» Instruction
Extract every one of the lines below word for word, leaving out the pictures.

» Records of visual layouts
>>>>>
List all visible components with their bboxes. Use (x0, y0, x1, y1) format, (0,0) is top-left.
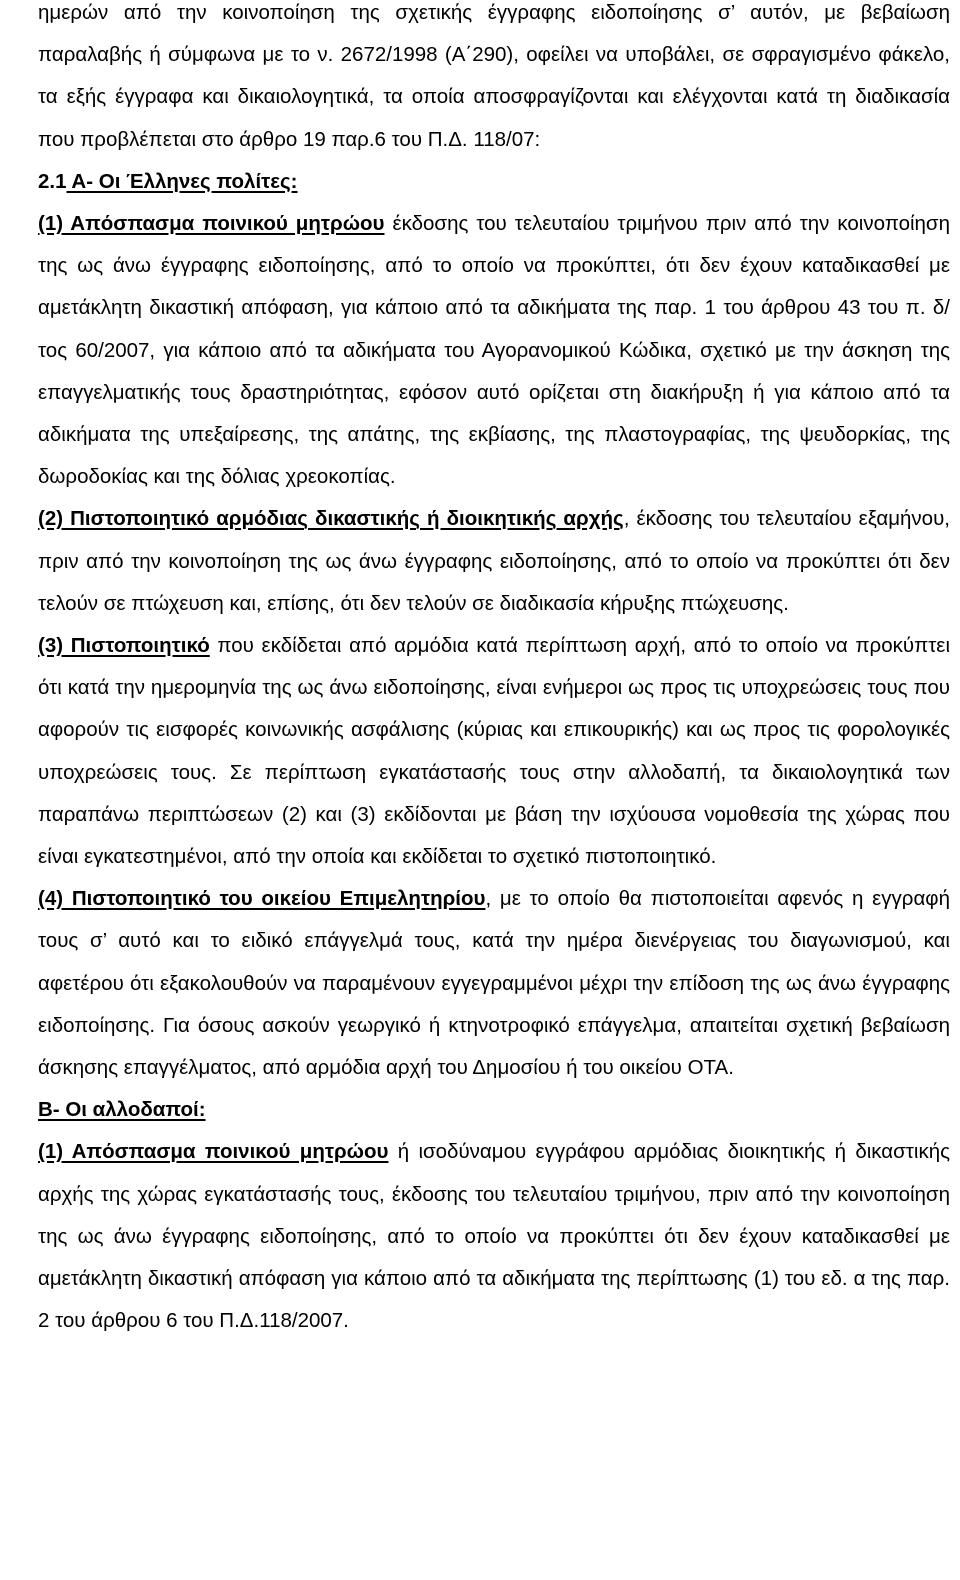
section-b-heading: Β- Οι αλλοδαποί: (38, 1098, 206, 1122)
section-a-heading-paragraph (38, 161, 950, 203)
a3-heading: (3) Πιστοποιητικό (38, 634, 210, 658)
a4-text: , με το οποίο θα πιστοποιείται αφενός η εγγραφή τους σ’ αυτό και το ειδικό επάγγελμά τους, κατά την ημέρα διενέργειας του διαγωνισμού, και αφετέρου ότι εξακολουθούν να παραμένουν εγγεγραμμένοι μέχρι την επίδοση της ως άνω έγγραφης ειδοποίησης. Για όσους ασκούν γεωργικό ή κτηνοτροφικό επάγγελμα, απαιτείται σχετική βεβαίωση άσκησης επαγγέλματος, από αρμόδια αρχή του Δημοσίου ή του οικείου ΟΤΑ. (38, 887, 950, 1080)
a4-heading: (4) Πιστοποιητικό του οικείου Επιμελητηρίου (38, 887, 486, 911)
section-number: 2.1 (38, 169, 67, 193)
section-a-heading: Α- Οι Έλληνες πολίτες: (66, 169, 298, 193)
a1-heading: (1) Απόσπασμα ποινικού μητρώου (38, 212, 385, 236)
b1-paragraph (38, 1131, 950, 1342)
a1-text: έκδοσης του τελευταίου τριμήνου πριν από την κοινοποίηση της ως άνω έγγραφης ειδοποίησης, από το οποίο να προκύπτει, ότι δεν έχουν καταδικασθεί με αμετάκλητη δικαστική απόφαση, για κάποιο από τα αδικήματα της παρ. 1 του άρθρου 43 του π. δ/τος 60/2007, για κάποιο από τα αδικήματα του Αγορανομικού Κώδικα, σχετικό με την άσκηση της επαγγελματικής τους δραστηριότητας, εφόσον αυτό ορίζεται στη διακήρυξη ή για κάποιο από τα αδικήματα της υπεξαίρεσης, της απάτης, της εκβίασης, της πλαστογραφίας, της ψευδορκίας, της δωροδοκίας και της δόλιας χρεοκοπίας. (38, 212, 950, 489)
a4-paragraph (38, 878, 950, 1089)
a2-text: , έκδοσης του τελευταίου εξαμήνου, πριν από την κοινοποίηση της ως άνω έγγραφης ειδοποίησης, από το οποίο να προκύπτει ότι δεν τελούν σε πτώχευση και, επίσης, ότι δεν τελούν σε διαδικασία κήρυξης πτώχευσης. (38, 507, 950, 615)
a2-heading: (2) Πιστοποιητικό αρμόδιας δικαστικής ή διοικητικής αρχής (38, 507, 624, 531)
a2-paragraph (38, 498, 950, 625)
a3-paragraph (38, 625, 950, 878)
a1-paragraph (38, 203, 950, 498)
section-b-heading-paragraph (38, 1089, 950, 1131)
b1-text: ή ισοδύναμου εγγράφου αρμόδιας διοικητικής ή δικαστικής αρχής της χώρας εγκατάστασής τους, έκδοσης του τελευταίου τριμήνου, πριν από την κοινοποίηση της ως άνω έγγραφης ειδοποίησης, από το οποίο να προκύπτει ότι δεν έχουν καταδικασθεί με αμετάκλητη δικαστική απόφαση για κάποιο από τα αδικήματα της περίπτωσης (1) του εδ. α της παρ. 2 του άρθρου 6 του Π.Δ.118/2007. (38, 1140, 950, 1333)
a3-text: που εκδίδεται από αρμόδια κατά περίπτωση αρχή, από το οποίο να προκύπτει ότι κατά την ημερομηνία της ως άνω ειδοποίησης, είναι ενήμεροι ως προς τις υποχρεώσεις τους που αφορούν τις εισφορές κοινωνικής ασφάλισης (κύριας και επικουρικής) και ως προς τις φορολογικές υποχρεώσεις τους. Σε περίπτωση εγκατάστασής τους στην αλλοδαπή, τα δικαιολογητικά των παραπάνω περιπτώσεων (2) και (3) εκδίδονται με βάση την ισχύουσα νομοθεσία της χώρας που είναι εγκατεστημένοι, από την οποία και εκδίδεται το σχετικό πιστοποιητικό. (38, 634, 951, 869)
intro-paragraph: ημερών από την κοινοποίηση της σχετικής έγγραφης ειδοποίησης σ’ αυτόν, με βεβαίωση παραλαβής ή σύμφωνα με το ν. 2672/1998 (Α΄290), οφείλει να υποβάλει, σε σφραγισμένο φάκελο, τα εξής έγγραφα και δικαιολογητικά, τα οποία αποσφραγίζονται και ελέγχονται κατά τη διαδικασία που προβλέπεται στο άρθρο 19 παρ.6 του Π.Δ. 118/07: (38, 1, 950, 151)
b1-heading: (1) Απόσπασμα ποινικού μητρώου (38, 1140, 389, 1164)
document-page (38, 0, 950, 1343)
<<<<<
» Response below
List all visible components with their bboxes. Use (x0, y0, x1, y1) format, (0,0) is top-left.
section-b-heading: Β- Οι αλλοδαποί: (38, 1098, 206, 1122)
section-a-heading-paragraph (38, 161, 950, 203)
a3-heading: (3) Πιστοποιητικό (38, 634, 210, 658)
a4-text: , με το οποίο θα πιστοποιείται αφενός η εγγραφή τους σ’ αυτό και το ειδικό επάγγελμά τους, κατά την ημέρα διενέργειας του διαγωνισμού, και αφετέρου ότι εξακολουθούν να παραμένουν εγγεγραμμένοι μέχρι την επίδοση της ως άνω έγγραφης ειδοποίησης. Για όσους ασκούν γεωργικό ή κτηνοτροφικό επάγγελμα, απαιτείται σχετική βεβαίωση άσκησης επαγγέλματος, από αρμόδια αρχή του Δημοσίου ή του οικείου ΟΤΑ. (38, 887, 950, 1080)
a4-heading: (4) Πιστοποιητικό του οικείου Επιμελητηρίου (38, 887, 486, 911)
section-number: 2.1 (38, 169, 67, 193)
section-a-heading: Α- Οι Έλληνες πολίτες: (66, 169, 298, 193)
a1-heading: (1) Απόσπασμα ποινικού μητρώου (38, 212, 385, 236)
b1-paragraph (38, 1131, 950, 1342)
a1-text: έκδοσης του τελευταίου τριμήνου πριν από την κοινοποίηση της ως άνω έγγραφης ειδοποίησης, από το οποίο να προκύπτει, ότι δεν έχουν καταδικασθεί με αμετάκλητη δικαστική απόφαση, για κάποιο από τα αδικήματα της παρ. 1 του άρθρου 43 του π. δ/τος 60/2007, για κάποιο από τα αδικήματα του Αγορανομικού Κώδικα, σχετικό με την άσκηση της επαγγελματικής τους δραστηριότητας, εφόσον αυτό ορίζεται στη διακήρυξη ή για κάποιο από τα αδικήματα της υπεξαίρεσης, της απάτης, της εκβίασης, της πλαστογραφίας, της ψευδορκίας, της δωροδοκίας και της δόλιας χρεοκοπίας. (38, 212, 950, 489)
a4-paragraph (38, 878, 950, 1089)
a2-text: , έκδοσης του τελευταίου εξαμήνου, πριν από την κοινοποίηση της ως άνω έγγραφης ειδοποίησης, από το οποίο να προκύπτει ότι δεν τελούν σε πτώχευση και, επίσης, ότι δεν τελούν σε διαδικασία κήρυξης πτώχευσης. (38, 507, 950, 615)
a2-heading: (2) Πιστοποιητικό αρμόδιας δικαστικής ή διοικητικής αρχής (38, 507, 624, 531)
a2-paragraph (38, 498, 950, 625)
a3-paragraph (38, 625, 950, 878)
a1-paragraph (38, 203, 950, 498)
section-b-heading-paragraph (38, 1089, 950, 1131)
b1-text: ή ισοδύναμου εγγράφου αρμόδιας διοικητικής ή δικαστικής αρχής της χώρας εγκατάστασής τους, έκδοσης του τελευταίου τριμήνου, πριν από την κοινοποίηση της ως άνω έγγραφης ειδοποίησης, από το οποίο να προκύπτει ότι δεν έχουν καταδικασθεί με αμετάκλητη δικαστική απόφαση για κάποιο από τα αδικήματα της περίπτωσης (1) του εδ. α της παρ. 2 του άρθρου 6 του Π.Δ.118/2007. (38, 1140, 950, 1333)
a3-text: που εκδίδεται από αρμόδια κατά περίπτωση αρχή, από το οποίο να προκύπτει ότι κατά την ημερομηνία της ως άνω ειδοποίησης, είναι ενήμεροι ως προς τις υποχρεώσεις τους που αφορούν τις εισφορές κοινωνικής ασφάλισης (κύριας και επικουρικής) και ως προς τις φορολογικές υποχρεώσεις τους. Σε περίπτωση εγκατάστασής τους στην αλλοδαπή, τα δικαιολογητικά των παραπάνω περιπτώσεων (2) και (3) εκδίδονται με βάση την ισχύουσα νομοθεσία της χώρας που είναι εγκατεστημένοι, από την οποία και εκδίδεται το σχετικό πιστοποιητικό. (38, 634, 951, 869)
intro-paragraph: ημερών από την κοινοποίηση της σχετικής έγγραφης ειδοποίησης σ’ αυτόν, με βεβαίωση παραλαβής ή σύμφωνα με το ν. 2672/1998 (Α΄290), οφείλει να υποβάλει, σε σφραγισμένο φάκελο, τα εξής έγγραφα και δικαιολογητικά, τα οποία αποσφραγίζονται και ελέγχονται κατά τη διαδικασία που προβλέπεται στο άρθρο 19 παρ.6 του Π.Δ. 118/07: (38, 1, 950, 151)
b1-heading: (1) Απόσπασμα ποινικού μητρώου (38, 1140, 389, 1164)
document-page (38, 0, 950, 1343)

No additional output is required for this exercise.